Your goal:
From the entries below, gather each line containing the word "price".

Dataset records
— begin —

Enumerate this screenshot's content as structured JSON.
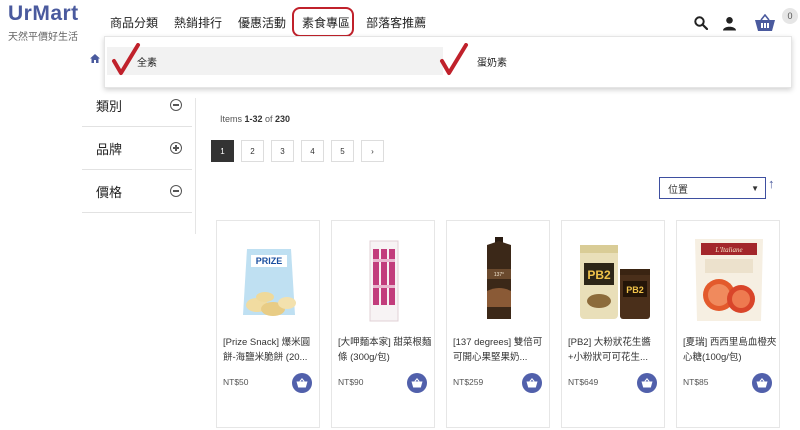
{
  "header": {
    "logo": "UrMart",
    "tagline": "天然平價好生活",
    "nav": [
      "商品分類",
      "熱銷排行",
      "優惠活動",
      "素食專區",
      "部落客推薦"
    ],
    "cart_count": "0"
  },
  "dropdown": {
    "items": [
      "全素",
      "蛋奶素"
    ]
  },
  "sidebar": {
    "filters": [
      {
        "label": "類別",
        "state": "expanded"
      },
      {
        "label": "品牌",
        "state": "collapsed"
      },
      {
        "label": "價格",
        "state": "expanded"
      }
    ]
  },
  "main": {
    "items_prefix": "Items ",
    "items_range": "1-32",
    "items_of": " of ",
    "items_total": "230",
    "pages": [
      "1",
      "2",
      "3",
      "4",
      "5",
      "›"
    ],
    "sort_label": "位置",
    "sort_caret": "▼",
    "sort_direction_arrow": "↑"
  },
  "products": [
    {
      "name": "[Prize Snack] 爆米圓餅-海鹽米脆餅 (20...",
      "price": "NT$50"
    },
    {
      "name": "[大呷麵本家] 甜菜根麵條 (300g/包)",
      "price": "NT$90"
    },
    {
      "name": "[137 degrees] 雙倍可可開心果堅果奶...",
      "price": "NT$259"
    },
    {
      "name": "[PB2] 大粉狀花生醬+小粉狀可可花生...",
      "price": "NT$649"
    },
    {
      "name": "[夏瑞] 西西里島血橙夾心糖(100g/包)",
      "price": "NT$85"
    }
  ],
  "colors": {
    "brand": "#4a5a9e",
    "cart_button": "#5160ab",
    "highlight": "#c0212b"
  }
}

— end —
— begin —

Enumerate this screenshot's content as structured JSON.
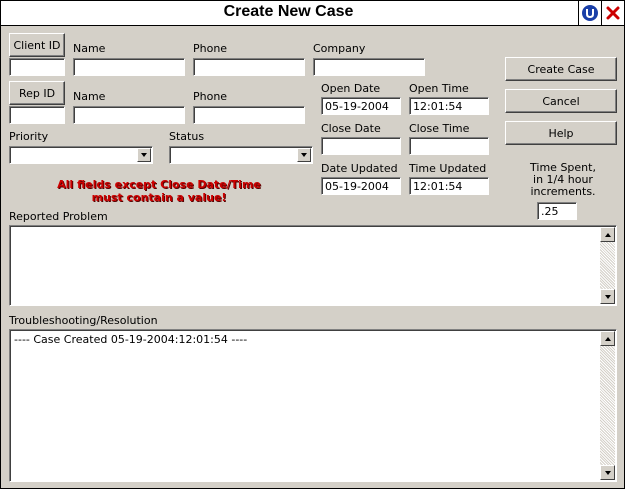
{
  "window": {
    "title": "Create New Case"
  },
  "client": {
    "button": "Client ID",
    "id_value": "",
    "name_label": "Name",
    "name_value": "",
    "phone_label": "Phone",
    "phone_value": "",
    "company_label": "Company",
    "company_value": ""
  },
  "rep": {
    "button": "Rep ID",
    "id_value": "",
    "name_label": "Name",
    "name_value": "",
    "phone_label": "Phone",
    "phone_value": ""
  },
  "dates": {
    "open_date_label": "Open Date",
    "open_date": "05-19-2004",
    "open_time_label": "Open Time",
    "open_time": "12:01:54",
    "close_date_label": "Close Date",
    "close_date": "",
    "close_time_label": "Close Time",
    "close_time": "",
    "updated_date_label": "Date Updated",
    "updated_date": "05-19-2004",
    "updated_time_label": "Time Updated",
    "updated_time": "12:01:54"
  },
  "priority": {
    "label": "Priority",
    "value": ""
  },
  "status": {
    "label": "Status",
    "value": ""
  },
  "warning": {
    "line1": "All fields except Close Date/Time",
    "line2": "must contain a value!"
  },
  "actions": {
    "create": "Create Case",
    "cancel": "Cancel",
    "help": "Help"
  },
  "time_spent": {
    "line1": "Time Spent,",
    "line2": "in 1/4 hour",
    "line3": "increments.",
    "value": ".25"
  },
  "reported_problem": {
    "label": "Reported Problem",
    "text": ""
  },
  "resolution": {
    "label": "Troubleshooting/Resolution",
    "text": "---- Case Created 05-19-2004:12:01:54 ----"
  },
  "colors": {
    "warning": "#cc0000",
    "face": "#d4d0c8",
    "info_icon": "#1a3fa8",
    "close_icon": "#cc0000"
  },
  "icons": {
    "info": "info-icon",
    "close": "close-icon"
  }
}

— end —

Response to this task:
      "price": "NT$50"
      "price": "NT$90"
      "price": "NT$259"
      "price": "NT$649"
      "price": "NT$85"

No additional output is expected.